**Rows:**
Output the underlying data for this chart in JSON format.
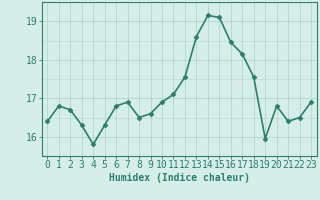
{
  "xlabel": "Humidex (Indice chaleur)",
  "ylabel": "",
  "x": [
    0,
    1,
    2,
    3,
    4,
    5,
    6,
    7,
    8,
    9,
    10,
    11,
    12,
    13,
    14,
    15,
    16,
    17,
    18,
    19,
    20,
    21,
    22,
    23
  ],
  "y": [
    16.4,
    16.8,
    16.7,
    16.3,
    15.8,
    16.3,
    16.8,
    16.9,
    16.5,
    16.6,
    16.9,
    17.1,
    17.55,
    18.6,
    19.15,
    19.1,
    18.45,
    18.15,
    17.55,
    15.95,
    16.8,
    16.4,
    16.5,
    16.9
  ],
  "line_color": "#2e7d6e",
  "marker": "D",
  "marker_size": 2.5,
  "background_color": "#d6eeea",
  "grid_color": "#b8d8d2",
  "axis_color": "#2e7d6e",
  "tick_color": "#2e7d6e",
  "label_color": "#2e7d6e",
  "ylim": [
    15.5,
    19.5
  ],
  "yticks": [
    16,
    17,
    18,
    19
  ],
  "xlim": [
    -0.5,
    23.5
  ],
  "xticks": [
    0,
    1,
    2,
    3,
    4,
    5,
    6,
    7,
    8,
    9,
    10,
    11,
    12,
    13,
    14,
    15,
    16,
    17,
    18,
    19,
    20,
    21,
    22,
    23
  ],
  "xlabel_fontsize": 7,
  "tick_fontsize": 7,
  "linewidth": 1.2
}
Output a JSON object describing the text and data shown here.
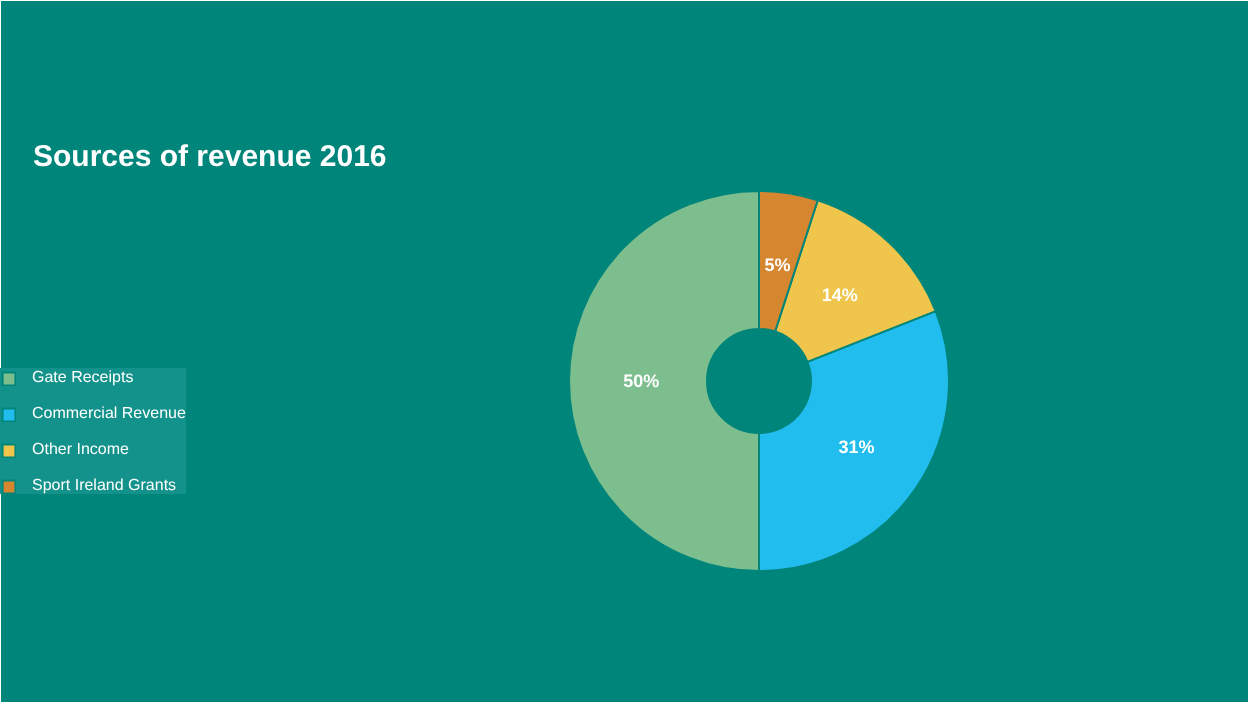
{
  "chart_data": {
    "type": "donut",
    "title": "Sources of revenue 2016",
    "categories": [
      "Gate Receipts",
      "Commercial Revenue",
      "Other Income",
      "Sport Ireland Grants"
    ],
    "values": [
      50,
      31,
      14,
      5
    ],
    "colors": [
      "#7cbe8e",
      "#22bdef",
      "#efc64b",
      "#d5862f"
    ],
    "value_labels": [
      "50%",
      "31%",
      "14%",
      "5%"
    ],
    "legend": "left"
  }
}
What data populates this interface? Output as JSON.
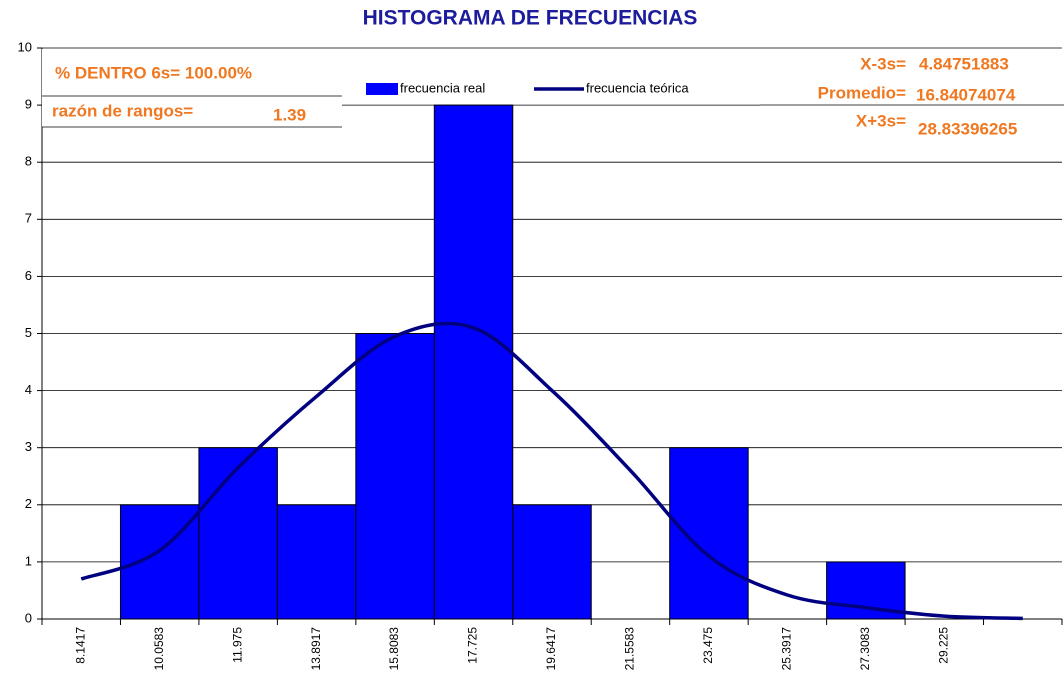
{
  "chart_data": {
    "type": "bar",
    "title": "HISTOGRAMA DE FRECUENCIAS",
    "categories": [
      "8.1417",
      "10.0583",
      "11.975",
      "13.8917",
      "15.8083",
      "17.725",
      "19.6417",
      "21.5583",
      "23.475",
      "25.3917",
      "27.3083",
      "29.225",
      null
    ],
    "series": [
      {
        "name": "frecuencia real",
        "type": "bar",
        "color": "#0000ff",
        "values": [
          0,
          2,
          3,
          2,
          5,
          9,
          2,
          0,
          3,
          0,
          1,
          0,
          0
        ]
      },
      {
        "name": "frecuencia teórica",
        "type": "line",
        "color": "#000080",
        "values": [
          0.7,
          1.2,
          2.65,
          3.9,
          4.95,
          5.1,
          4.0,
          2.6,
          1.1,
          0.42,
          0.2,
          0.05,
          0.01
        ]
      }
    ],
    "ylim": [
      0,
      10
    ],
    "yticks": [
      0,
      1,
      2,
      3,
      4,
      5,
      6,
      7,
      8,
      9,
      10
    ],
    "grid": true,
    "legend": "top",
    "annotations": [
      "% DENTRO 6s= 100.00%",
      "razón de rangos=",
      "1.39",
      "X-3s=",
      "4.84751883",
      "Promedio=",
      "16.84074074",
      "X+3s=",
      "28.83396265"
    ]
  }
}
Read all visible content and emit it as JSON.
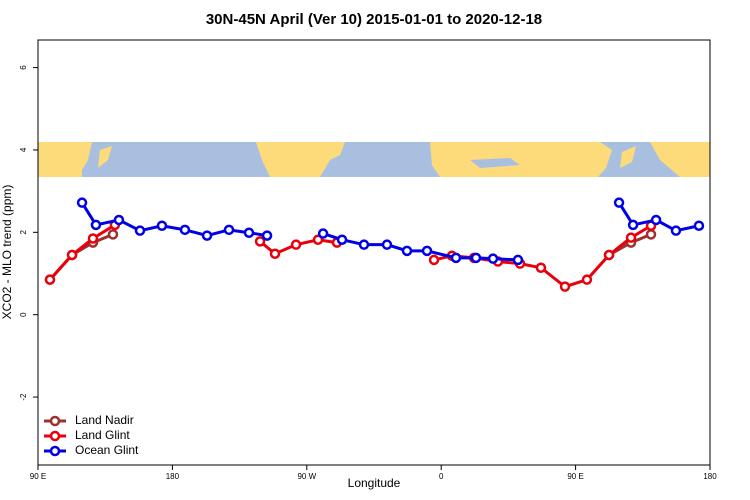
{
  "chart_data": {
    "type": "line",
    "title": "30N-45N April (Ver 10)   2015-01-01 to 2020-12-18",
    "x_label": "Longitude",
    "y_label": "XCO2 - MLO trend (ppm)",
    "xlim": [
      90,
      540
    ],
    "ylim": [
      -3.65,
      6.67
    ],
    "xticks": [
      {
        "value": 90,
        "label": "90 E"
      },
      {
        "value": 180,
        "label": "180"
      },
      {
        "value": 270,
        "label": "90 W"
      },
      {
        "value": 360,
        "label": "0"
      },
      {
        "value": 450,
        "label": "90 E"
      },
      {
        "value": 540,
        "label": "180"
      }
    ],
    "yticks": [
      -2,
      0,
      2,
      4,
      6
    ],
    "legend": "bottom-left",
    "series": [
      {
        "name": "Land Nadir",
        "color": "#a0302f",
        "x": [
          98,
          112.8,
          126.8,
          140.2,
          null,
          472.4,
          487.1,
          500.5
        ],
        "values": [
          0.85,
          1.45,
          1.75,
          1.95,
          null,
          1.45,
          1.75,
          1.95
        ]
      },
      {
        "name": "Land Glint",
        "color": "#e8000b",
        "x": [
          98,
          112.8,
          126.8,
          141.5,
          null,
          238.7,
          248.7,
          262.8,
          277.5,
          290.2,
          null,
          355.2,
          367.2,
          382,
          398,
          412.8,
          426.8,
          442.9,
          457.6,
          472.4,
          487.1,
          500.5
        ],
        "values": [
          0.85,
          1.45,
          1.85,
          2.18,
          null,
          1.78,
          1.48,
          1.7,
          1.82,
          1.75,
          null,
          1.33,
          1.43,
          1.38,
          1.29,
          1.24,
          1.14,
          0.68,
          0.85,
          1.45,
          1.87,
          2.16
        ]
      },
      {
        "name": "Ocean Glint",
        "color": "#0000e6",
        "x": [
          119.5,
          128.8,
          144.2,
          158.3,
          173,
          188.4,
          203.2,
          217.9,
          231.3,
          243.4,
          null,
          280.9,
          293.6,
          308.3,
          323.7,
          337.1,
          350.5,
          369.9,
          383.3,
          394.7,
          411.4,
          null,
          479.1,
          488.5,
          503.9,
          517.2,
          532.6
        ],
        "values": [
          2.72,
          2.18,
          2.3,
          2.04,
          2.16,
          2.06,
          1.92,
          2.06,
          1.99,
          1.92,
          null,
          1.97,
          1.82,
          1.7,
          1.7,
          1.55,
          1.55,
          1.38,
          1.38,
          1.36,
          1.33,
          null,
          2.72,
          2.18,
          2.3,
          2.04,
          2.16
        ]
      }
    ]
  }
}
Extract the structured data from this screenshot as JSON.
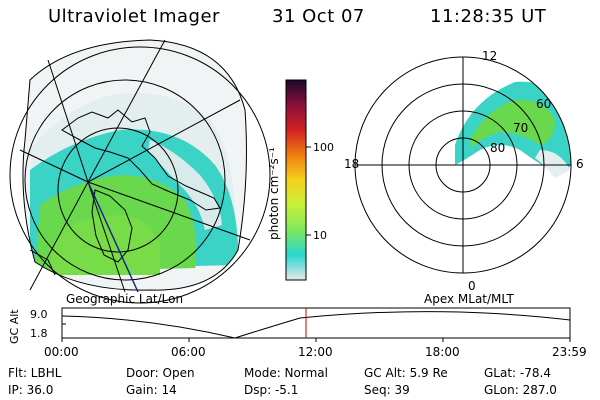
{
  "header": {
    "instrument": "Ultraviolet Imager",
    "date": "31 Oct 07",
    "time": "11:28:35 UT"
  },
  "colorbar": {
    "unit_label": "photon cm⁻²s⁻¹",
    "ticks": [
      "100",
      "10"
    ],
    "tick_values": [
      100,
      10
    ],
    "stops": [
      "#e8e8e8",
      "#29d7cf",
      "#7fe85c",
      "#c6f03b",
      "#f5d11a",
      "#f07d12",
      "#d22222",
      "#8a0f3b",
      "#1a0a2a"
    ]
  },
  "left_map": {
    "label": "Geographic Lat/Lon",
    "colors": {
      "low": "#e6eded",
      "mid": "#37d4c8",
      "high": "#6cd84a",
      "outline": "#000000"
    }
  },
  "right_map": {
    "label": "Apex  MLat/MLT",
    "mlt_labels": {
      "top": "12",
      "left": "18",
      "right": "6",
      "bottom": "0"
    },
    "lat_labels": [
      "60",
      "70",
      "80"
    ]
  },
  "altitude_plot": {
    "ylabel": "GC Alt",
    "y_ticks": [
      "9.0",
      "1.8"
    ],
    "x_ticks": [
      "00:00",
      "06:00",
      "12:00",
      "18:00",
      "23:59"
    ],
    "marker_time": "11:28",
    "marker_color": "#c00000"
  },
  "info": {
    "flt": "Flt: LBHL",
    "ip": "IP: 36.0",
    "door": "Door: Open",
    "gain": "Gain: 14",
    "mode": "Mode: Normal",
    "dsp": "Dsp:   -5.1",
    "gc_alt": "GC Alt: 5.9 Re",
    "seq": "Seq: 39",
    "glat": "GLat: -78.4",
    "glon": "GLon: 287.0"
  }
}
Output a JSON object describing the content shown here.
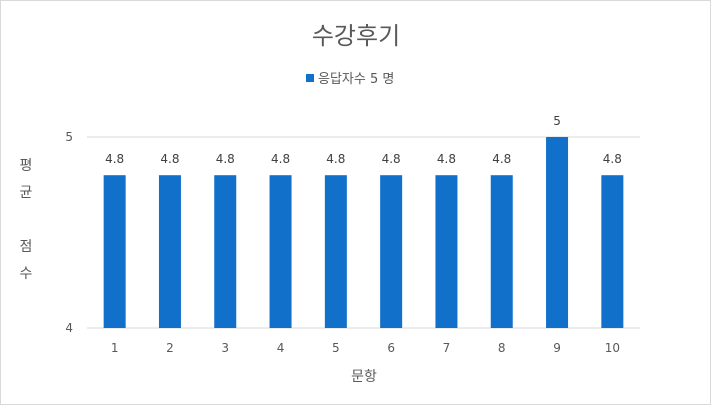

**Exercise prompt:**
Wherever "object" shows up in a line, copy that line.

**Completed exercise:**
Output a JSON object describing the text and data shown here.
Output a JSON object describing the content shown here.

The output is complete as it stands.